— begin DOCUMENT —
How to show that $\sqrt{3 - \sqrt{2}} \notin \mathbb{Q}(\sqrt{3 + \sqrt{2}})$ Is there a simple way to show that $\sqrt{3 - \sqrt{2}} \notin \mathbb{Q}(\sqrt{3 + \sqrt{2}})$ (assuming this is true), using Galois theory? I have tried to show this by computational means but the calculations are horrible.
— end DOCUMENT —
= GIVEN REQUEST 1 =
Reproduce the forum post word for word, between "How to show" and "calculations are horrible.", inclusive.
= GIVEN REQUEST 2 =
Answer these questions from the forum post:
(a) Which theory does the writer want to use for the proof?
(b) By what means has the writer already tried to show the result?
(c) How does the writer describe the calculations?
= GIVEN REQUEST 3 =
Decide whether each statement agrees with the forum post. Answer yes or no, and quote the words that settle it.
(a) The writer has already attempted the problem computationally.
(b) The writer states with certainty that the claim is true.
(c) The writer is looking for a method based on Galois theory.
— begin DATASET EXTRACT —
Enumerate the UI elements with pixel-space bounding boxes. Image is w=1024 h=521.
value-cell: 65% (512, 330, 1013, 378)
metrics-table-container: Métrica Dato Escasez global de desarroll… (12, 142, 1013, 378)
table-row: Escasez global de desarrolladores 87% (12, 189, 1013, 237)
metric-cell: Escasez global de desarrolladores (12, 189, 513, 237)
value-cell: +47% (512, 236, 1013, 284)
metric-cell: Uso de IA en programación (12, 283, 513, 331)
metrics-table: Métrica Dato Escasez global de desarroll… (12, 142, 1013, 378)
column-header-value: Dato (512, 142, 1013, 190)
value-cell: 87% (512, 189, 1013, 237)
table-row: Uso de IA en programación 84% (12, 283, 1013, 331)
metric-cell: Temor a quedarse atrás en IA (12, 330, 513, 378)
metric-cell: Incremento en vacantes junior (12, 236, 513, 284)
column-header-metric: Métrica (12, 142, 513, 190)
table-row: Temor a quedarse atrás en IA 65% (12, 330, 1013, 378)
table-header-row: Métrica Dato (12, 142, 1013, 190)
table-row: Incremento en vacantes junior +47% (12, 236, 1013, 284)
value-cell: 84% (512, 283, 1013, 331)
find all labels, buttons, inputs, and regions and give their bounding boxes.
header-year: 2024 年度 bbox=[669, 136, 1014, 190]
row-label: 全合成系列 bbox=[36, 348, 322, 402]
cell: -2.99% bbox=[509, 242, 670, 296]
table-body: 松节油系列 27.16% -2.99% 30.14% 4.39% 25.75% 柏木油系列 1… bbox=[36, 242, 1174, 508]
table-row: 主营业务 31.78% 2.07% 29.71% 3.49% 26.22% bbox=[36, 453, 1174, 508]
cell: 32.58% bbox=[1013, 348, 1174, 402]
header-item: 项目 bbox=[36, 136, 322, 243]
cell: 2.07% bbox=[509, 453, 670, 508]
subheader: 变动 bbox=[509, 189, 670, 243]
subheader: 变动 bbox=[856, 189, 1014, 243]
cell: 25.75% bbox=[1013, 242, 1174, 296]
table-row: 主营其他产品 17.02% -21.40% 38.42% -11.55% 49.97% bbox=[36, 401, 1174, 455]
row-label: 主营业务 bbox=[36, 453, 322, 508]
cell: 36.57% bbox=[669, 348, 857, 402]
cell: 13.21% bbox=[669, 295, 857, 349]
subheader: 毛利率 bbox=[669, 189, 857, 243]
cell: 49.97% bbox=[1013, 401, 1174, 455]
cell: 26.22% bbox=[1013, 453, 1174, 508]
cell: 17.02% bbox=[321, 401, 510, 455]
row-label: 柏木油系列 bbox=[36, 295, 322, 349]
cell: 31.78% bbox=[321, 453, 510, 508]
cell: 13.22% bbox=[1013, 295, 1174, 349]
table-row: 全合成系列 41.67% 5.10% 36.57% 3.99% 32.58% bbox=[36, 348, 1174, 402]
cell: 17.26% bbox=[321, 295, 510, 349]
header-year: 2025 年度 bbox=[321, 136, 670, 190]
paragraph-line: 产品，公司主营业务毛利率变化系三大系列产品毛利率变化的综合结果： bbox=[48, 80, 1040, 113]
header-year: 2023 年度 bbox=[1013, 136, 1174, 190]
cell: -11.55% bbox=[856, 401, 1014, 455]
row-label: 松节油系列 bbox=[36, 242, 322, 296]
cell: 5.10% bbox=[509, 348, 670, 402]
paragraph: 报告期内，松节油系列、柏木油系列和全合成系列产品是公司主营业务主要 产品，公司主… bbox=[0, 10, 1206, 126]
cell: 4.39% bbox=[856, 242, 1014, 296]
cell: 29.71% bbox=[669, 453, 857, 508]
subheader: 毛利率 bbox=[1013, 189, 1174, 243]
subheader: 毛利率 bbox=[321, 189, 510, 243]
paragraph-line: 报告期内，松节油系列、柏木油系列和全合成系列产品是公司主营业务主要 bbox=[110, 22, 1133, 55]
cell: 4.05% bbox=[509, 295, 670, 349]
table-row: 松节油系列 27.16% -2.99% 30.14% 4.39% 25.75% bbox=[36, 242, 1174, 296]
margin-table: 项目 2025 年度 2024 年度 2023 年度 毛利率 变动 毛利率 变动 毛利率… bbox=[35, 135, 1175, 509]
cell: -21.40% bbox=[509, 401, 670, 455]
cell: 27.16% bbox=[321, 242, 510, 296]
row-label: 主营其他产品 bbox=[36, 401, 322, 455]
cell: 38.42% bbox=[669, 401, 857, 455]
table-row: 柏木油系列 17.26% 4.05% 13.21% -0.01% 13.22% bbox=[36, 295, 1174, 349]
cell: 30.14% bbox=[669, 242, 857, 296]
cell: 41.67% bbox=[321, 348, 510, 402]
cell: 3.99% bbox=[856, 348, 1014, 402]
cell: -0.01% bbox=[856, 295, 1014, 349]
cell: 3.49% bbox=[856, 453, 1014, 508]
— end DATASET EXTRACT —
= EXPECTED ANSWER 1 =
How to show that $\sqrt{3 - \sqrt{2}} \notin \mathbb{Q}(\sqrt{3 + \sqrt{2}})$ Is there a simple way to show that $\sqrt{3 - \sqrt{2}} \notin \mathbb{Q}(\sqrt{3 + \sqrt{2}})$ (assuming this is true), using Galois theory? I have tried to show this by computational means but the calculations are horrible.

= EXPECTED ANSWER 2 =
(a) Galois theory.
(b) By computational means.
(c) As horrible.

= EXPECTED ANSWER 3 =
(a) Yes: "I have tried to show this by computational means"
(b) No: "(assuming this is true)"
(c) Yes: "using Galois theory"